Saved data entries
--

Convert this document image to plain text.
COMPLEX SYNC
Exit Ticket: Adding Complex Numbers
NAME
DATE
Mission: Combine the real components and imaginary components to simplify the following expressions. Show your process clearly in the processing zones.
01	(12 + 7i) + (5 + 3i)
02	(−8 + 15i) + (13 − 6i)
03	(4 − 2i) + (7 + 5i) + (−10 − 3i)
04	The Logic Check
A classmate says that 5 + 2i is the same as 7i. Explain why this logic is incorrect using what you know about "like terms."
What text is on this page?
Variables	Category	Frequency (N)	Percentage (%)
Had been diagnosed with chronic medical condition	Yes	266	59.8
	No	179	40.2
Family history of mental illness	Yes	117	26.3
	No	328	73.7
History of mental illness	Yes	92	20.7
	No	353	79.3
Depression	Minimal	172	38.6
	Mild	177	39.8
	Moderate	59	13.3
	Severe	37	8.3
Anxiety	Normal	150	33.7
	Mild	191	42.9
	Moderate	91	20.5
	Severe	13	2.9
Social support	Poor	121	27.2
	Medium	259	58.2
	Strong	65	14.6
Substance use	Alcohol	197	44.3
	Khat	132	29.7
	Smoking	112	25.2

--

Gather all the lines that include the word "mental" and copy them out.

-- EXERCISE SOLUTION --
Family history of mental illness	Yes	117	26.3
History of mental illness	Yes	92	20.7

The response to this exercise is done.